Records to process:
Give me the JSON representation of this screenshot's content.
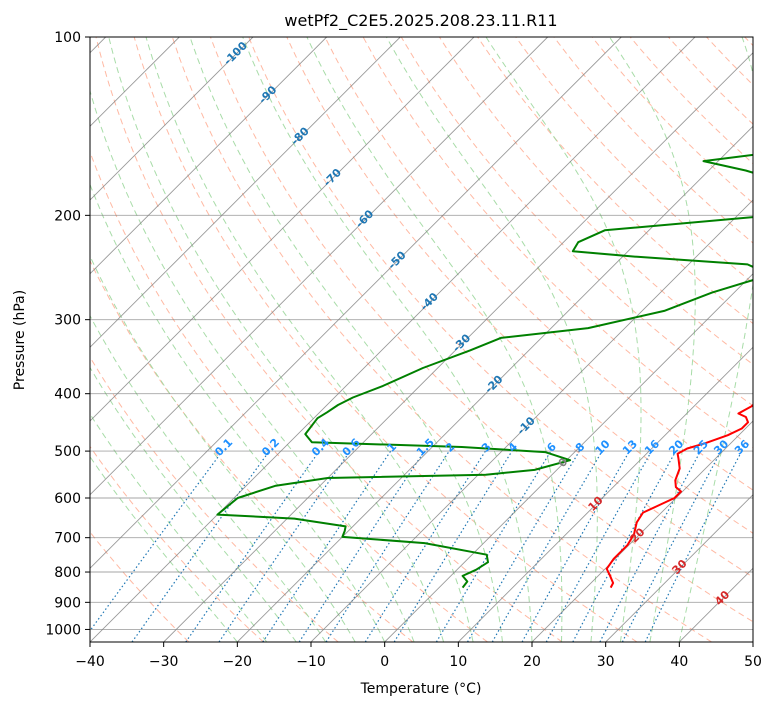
{
  "chart_data": {
    "type": "line",
    "title": "wetPf2_C2E5.2025.208.23.11.R11",
    "xlabel": "Temperature (°C)",
    "ylabel": "Pressure (hPa)",
    "xlim": [
      -40,
      50
    ],
    "ylim": [
      1050,
      100
    ],
    "y_scale": "log",
    "x_ticks": [
      "−40",
      "−30",
      "−20",
      "−10",
      "0",
      "10",
      "20",
      "30",
      "40",
      "50"
    ],
    "y_ticks": [
      "100",
      "200",
      "300",
      "400",
      "500",
      "600",
      "700",
      "800",
      "900",
      "1000"
    ],
    "grid": true,
    "colors": {
      "temperature": "#ff0000",
      "dewpoint": "#008000",
      "dry_adiabat": "#ffb199",
      "moist_adiabat": "#9ed89e",
      "mixing_ratio": "#1f77b4",
      "isotherm": "#808080",
      "iso_label": "#1f77b4",
      "mixing_label": "#1e90ff",
      "red_label": "#d62728"
    },
    "isotherm_labels": [
      "-100",
      "-90",
      "-80",
      "-70",
      "-60",
      "-50",
      "-40",
      "-30",
      "-20",
      "-10",
      "0",
      "10",
      "20",
      "30",
      "40"
    ],
    "mixing_ratio_labels": [
      "0.1",
      "0.2",
      "0.4",
      "0.6",
      "1",
      "1.5",
      "2",
      "3",
      "4",
      "6",
      "8",
      "10",
      "13",
      "16",
      "20",
      "25",
      "30",
      "36"
    ],
    "series": [
      {
        "name": "Temperature",
        "points": [
          [
            23.3,
            850
          ],
          [
            23.0,
            835
          ],
          [
            21.5,
            810
          ],
          [
            20.2,
            790
          ],
          [
            19.8,
            760
          ],
          [
            19.8,
            720
          ],
          [
            19.2,
            690
          ],
          [
            18.0,
            660
          ],
          [
            17.5,
            635
          ],
          [
            18.5,
            620
          ],
          [
            19.8,
            600
          ],
          [
            19.8,
            585
          ],
          [
            18.5,
            575
          ],
          [
            17.5,
            560
          ],
          [
            16.5,
            535
          ],
          [
            15.0,
            515
          ],
          [
            14.2,
            505
          ],
          [
            14.8,
            495
          ],
          [
            16.5,
            485
          ],
          [
            18.5,
            470
          ],
          [
            19.5,
            458
          ],
          [
            19.5,
            447
          ],
          [
            18.5,
            438
          ],
          [
            17.0,
            432
          ],
          [
            17.8,
            420
          ],
          [
            18.0,
            395
          ],
          [
            18.2,
            380
          ],
          [
            18.5,
            368
          ],
          [
            16.0,
            345
          ],
          [
            13.0,
            318
          ],
          [
            10.0,
            293
          ],
          [
            8.0,
            272
          ],
          [
            7.5,
            250
          ],
          [
            7.3,
            228
          ],
          [
            6.8,
            213
          ],
          [
            5.5,
            200
          ],
          [
            4.2,
            187
          ],
          [
            4.2,
            175
          ],
          [
            5.5,
            163
          ],
          [
            7.0,
            155
          ],
          [
            6.8,
            146
          ],
          [
            5.5,
            138
          ],
          [
            4.5,
            126
          ],
          [
            4.2,
            118
          ],
          [
            3.5,
            110
          ],
          [
            3.3,
            103
          ],
          [
            3.6,
            99
          ]
        ]
      },
      {
        "name": "Dewpoint",
        "points": [
          [
            3.2,
            850
          ],
          [
            3.0,
            830
          ],
          [
            1.6,
            812
          ],
          [
            2.6,
            793
          ],
          [
            3.2,
            770
          ],
          [
            2.0,
            748
          ],
          [
            -8.0,
            715
          ],
          [
            -20.0,
            698
          ],
          [
            -20.5,
            682
          ],
          [
            -21.0,
            670
          ],
          [
            -29.0,
            650
          ],
          [
            -40.0,
            640
          ],
          [
            -39.5,
            600
          ],
          [
            -36.0,
            572
          ],
          [
            -30.0,
            555
          ],
          [
            -9.0,
            548
          ],
          [
            -3.0,
            538
          ],
          [
            0.5,
            518
          ],
          [
            -4.0,
            502
          ],
          [
            -16.0,
            492
          ],
          [
            -37.0,
            483
          ],
          [
            -39.0,
            468
          ],
          [
            -39.5,
            440
          ],
          [
            -39.0,
            430
          ],
          [
            -38.5,
            418
          ],
          [
            -37.5,
            406
          ],
          [
            -35.0,
            388
          ],
          [
            -32.0,
            362
          ],
          [
            -28.0,
            338
          ],
          [
            -25.5,
            322
          ],
          [
            -15.0,
            310
          ],
          [
            -7.0,
            290
          ],
          [
            -3.0,
            270
          ],
          [
            2.5,
            252
          ],
          [
            -2.0,
            242
          ],
          [
            -18.0,
            235
          ],
          [
            -27.5,
            230
          ],
          [
            -28.0,
            222
          ],
          [
            -26.0,
            212
          ],
          [
            -7.0,
            201
          ],
          [
            -6.0,
            190
          ],
          [
            -8.0,
            179
          ],
          [
            -11.5,
            172
          ],
          [
            -15.0,
            168
          ],
          [
            -22.0,
            162
          ],
          [
            -16.0,
            158
          ],
          [
            -10.0,
            155
          ],
          [
            -4.5,
            148
          ],
          [
            -1.5,
            138
          ],
          [
            1.0,
            123
          ],
          [
            2.5,
            112
          ],
          [
            3.0,
            104
          ],
          [
            3.6,
            99
          ]
        ]
      }
    ]
  }
}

Task description:
Every line above should be repeated exactly; pictures stay out of the copy.

Task output:
Give me the JSON representation of this screenshot's content.
{
  "chart_data": {
    "type": "line",
    "title": "wetPf2_C2E5.2025.208.23.11.R11",
    "xlabel": "Temperature (°C)",
    "ylabel": "Pressure (hPa)",
    "xlim": [
      -40,
      50
    ],
    "ylim": [
      1050,
      100
    ],
    "y_scale": "log",
    "x_ticks": [
      "−40",
      "−30",
      "−20",
      "−10",
      "0",
      "10",
      "20",
      "30",
      "40",
      "50"
    ],
    "y_ticks": [
      "100",
      "200",
      "300",
      "400",
      "500",
      "600",
      "700",
      "800",
      "900",
      "1000"
    ],
    "grid": true,
    "colors": {
      "temperature": "#ff0000",
      "dewpoint": "#008000",
      "dry_adiabat": "#ffb199",
      "moist_adiabat": "#9ed89e",
      "mixing_ratio": "#1f77b4",
      "isotherm": "#808080",
      "iso_label": "#1f77b4",
      "mixing_label": "#1e90ff",
      "red_label": "#d62728"
    },
    "isotherm_labels": [
      "-100",
      "-90",
      "-80",
      "-70",
      "-60",
      "-50",
      "-40",
      "-30",
      "-20",
      "-10",
      "0",
      "10",
      "20",
      "30",
      "40"
    ],
    "mixing_ratio_labels": [
      "0.1",
      "0.2",
      "0.4",
      "0.6",
      "1",
      "1.5",
      "2",
      "3",
      "4",
      "6",
      "8",
      "10",
      "13",
      "16",
      "20",
      "25",
      "30",
      "36"
    ],
    "series": [
      {
        "name": "Temperature",
        "points": [
          [
            23.3,
            850
          ],
          [
            23.0,
            835
          ],
          [
            21.5,
            810
          ],
          [
            20.2,
            790
          ],
          [
            19.8,
            760
          ],
          [
            19.8,
            720
          ],
          [
            19.2,
            690
          ],
          [
            18.0,
            660
          ],
          [
            17.5,
            635
          ],
          [
            18.5,
            620
          ],
          [
            19.8,
            600
          ],
          [
            19.8,
            585
          ],
          [
            18.5,
            575
          ],
          [
            17.5,
            560
          ],
          [
            16.5,
            535
          ],
          [
            15.0,
            515
          ],
          [
            14.2,
            505
          ],
          [
            14.8,
            495
          ],
          [
            16.5,
            485
          ],
          [
            18.5,
            470
          ],
          [
            19.5,
            458
          ],
          [
            19.5,
            447
          ],
          [
            18.5,
            438
          ],
          [
            17.0,
            432
          ],
          [
            17.8,
            420
          ],
          [
            18.0,
            395
          ],
          [
            18.2,
            380
          ],
          [
            18.5,
            368
          ],
          [
            16.0,
            345
          ],
          [
            13.0,
            318
          ],
          [
            10.0,
            293
          ],
          [
            8.0,
            272
          ],
          [
            7.5,
            250
          ],
          [
            7.3,
            228
          ],
          [
            6.8,
            213
          ],
          [
            5.5,
            200
          ],
          [
            4.2,
            187
          ],
          [
            4.2,
            175
          ],
          [
            5.5,
            163
          ],
          [
            7.0,
            155
          ],
          [
            6.8,
            146
          ],
          [
            5.5,
            138
          ],
          [
            4.5,
            126
          ],
          [
            4.2,
            118
          ],
          [
            3.5,
            110
          ],
          [
            3.3,
            103
          ],
          [
            3.6,
            99
          ]
        ]
      },
      {
        "name": "Dewpoint",
        "points": [
          [
            3.2,
            850
          ],
          [
            3.0,
            830
          ],
          [
            1.6,
            812
          ],
          [
            2.6,
            793
          ],
          [
            3.2,
            770
          ],
          [
            2.0,
            748
          ],
          [
            -8.0,
            715
          ],
          [
            -20.0,
            698
          ],
          [
            -20.5,
            682
          ],
          [
            -21.0,
            670
          ],
          [
            -29.0,
            650
          ],
          [
            -40.0,
            640
          ],
          [
            -39.5,
            600
          ],
          [
            -36.0,
            572
          ],
          [
            -30.0,
            555
          ],
          [
            -9.0,
            548
          ],
          [
            -3.0,
            538
          ],
          [
            0.5,
            518
          ],
          [
            -4.0,
            502
          ],
          [
            -16.0,
            492
          ],
          [
            -37.0,
            483
          ],
          [
            -39.0,
            468
          ],
          [
            -39.5,
            440
          ],
          [
            -39.0,
            430
          ],
          [
            -38.5,
            418
          ],
          [
            -37.5,
            406
          ],
          [
            -35.0,
            388
          ],
          [
            -32.0,
            362
          ],
          [
            -28.0,
            338
          ],
          [
            -25.5,
            322
          ],
          [
            -15.0,
            310
          ],
          [
            -7.0,
            290
          ],
          [
            -3.0,
            270
          ],
          [
            2.5,
            252
          ],
          [
            -2.0,
            242
          ],
          [
            -18.0,
            235
          ],
          [
            -27.5,
            230
          ],
          [
            -28.0,
            222
          ],
          [
            -26.0,
            212
          ],
          [
            -7.0,
            201
          ],
          [
            -6.0,
            190
          ],
          [
            -8.0,
            179
          ],
          [
            -11.5,
            172
          ],
          [
            -15.0,
            168
          ],
          [
            -22.0,
            162
          ],
          [
            -16.0,
            158
          ],
          [
            -10.0,
            155
          ],
          [
            -4.5,
            148
          ],
          [
            -1.5,
            138
          ],
          [
            1.0,
            123
          ],
          [
            2.5,
            112
          ],
          [
            3.0,
            104
          ],
          [
            3.6,
            99
          ]
        ]
      }
    ]
  }
}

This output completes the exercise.